→ REQUIRED WORK
Take the data below and filter it for lines containing the word "valdes"; show each line found.

[Dataset rows of page text]
◇ ◇ ◇ ◇

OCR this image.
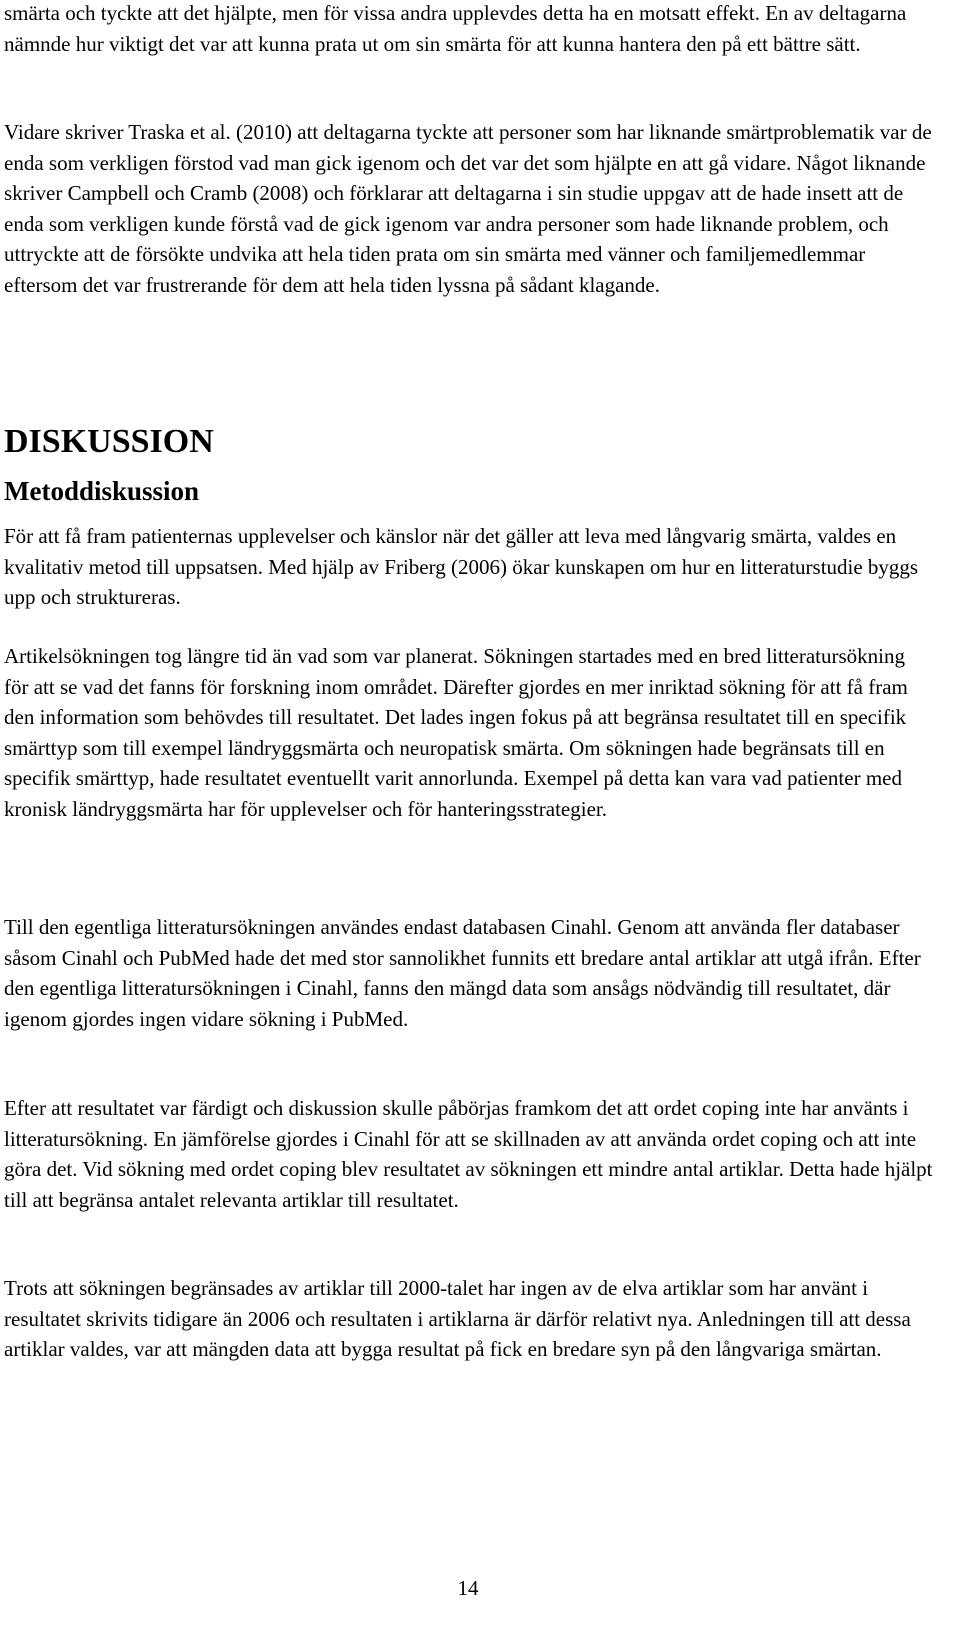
smärta och tyckte att det hjälpte, men för vissa andra upplevdes detta ha en motsatt effekt. En av deltagarna nämnde hur viktigt det var att kunna prata ut om sin smärta för att kunna hantera den på ett bättre sätt.

Vidare skriver Traska et al. (2010) att deltagarna tyckte att personer som har liknande smärtproblematik var de enda som verkligen förstod vad man gick igenom och det var det som hjälpte en att gå vidare. Något liknande skriver Campbell och Cramb (2008) och förklarar att deltagarna i sin studie uppgav att de hade insett att de enda som verkligen kunde förstå vad de gick igenom var andra personer som hade liknande problem, och uttryckte att de försökte undvika att hela tiden prata om sin smärta med vänner och familjemedlemmar eftersom det var frustrerande för dem att hela tiden lyssna på sådant klagande.

DISKUSSION
Metoddiskussion

För att få fram patienternas upplevelser och känslor när det gäller att leva med långvarig smärta, valdes en kvalitativ metod till uppsatsen. Med hjälp av Friberg (2006) ökar kunskapen om hur en litteraturstudie byggs upp och struktureras.

Artikelsökningen tog längre tid än vad som var planerat. Sökningen startades med en bred litteratursökning för att se vad det fanns för forskning inom området. Därefter gjordes en mer inriktad sökning för att få fram den information som behövdes till resultatet. Det lades ingen fokus på att begränsa resultatet till en specifik smärttyp som till exempel ländryggsmärta och neuropatisk smärta. Om sökningen hade begränsats till en specifik smärttyp, hade resultatet eventuellt varit annorlunda. Exempel på detta kan vara vad patienter med kronisk ländryggsmärta har för upplevelser och för hanteringsstrategier.

Till den egentliga litteratursökningen användes endast databasen Cinahl. Genom att använda fler databaser såsom Cinahl och PubMed hade det med stor sannolikhet funnits ett bredare antal artiklar att utgå ifrån. Efter den egentliga litteratursökningen i Cinahl, fanns den mängd data som ansågs nödvändig till resultatet, där igenom gjordes ingen vidare sökning i PubMed.

Efter att resultatet var färdigt och diskussion skulle påbörjas framkom det att ordet coping inte har använts i litteratursökning. En jämförelse gjordes i Cinahl för att se skillnaden av att använda ordet coping och att inte göra det. Vid sökning med ordet coping blev resultatet av sökningen ett mindre antal artiklar. Detta hade hjälpt till att begränsa antalet relevanta artiklar till resultatet.

Trots att sökningen begränsades av artiklar till 2000-talet har ingen av de elva artiklar som har använt i resultatet skrivits tidigare än 2006 och resultaten i artiklarna är därför relativt nya. Anledningen till att dessa artiklar valdes, var att mängden data att bygga resultat på fick en bredare syn på den långvariga smärtan.

14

◇ ◇ ◇ ◇

→ RESPONSE AREA
För att få fram patienternas upplevelser och känslor när det gäller att leva med långvarig smärta, valdes en kvalitativ metod till uppsatsen. Med hjälp av Friberg (2006) ökar kunskapen om hur en litteraturstudie byggs upp och struktureras.
Trots att sökningen begränsades av artiklar till 2000-talet har ingen av de elva artiklar som har använt i resultatet skrivits tidigare än 2006 och resultaten i artiklarna är därför relativt nya. Anledningen till att dessa artiklar valdes, var att mängden data att bygga resultat på fick en bredare syn på den långvariga smärtan.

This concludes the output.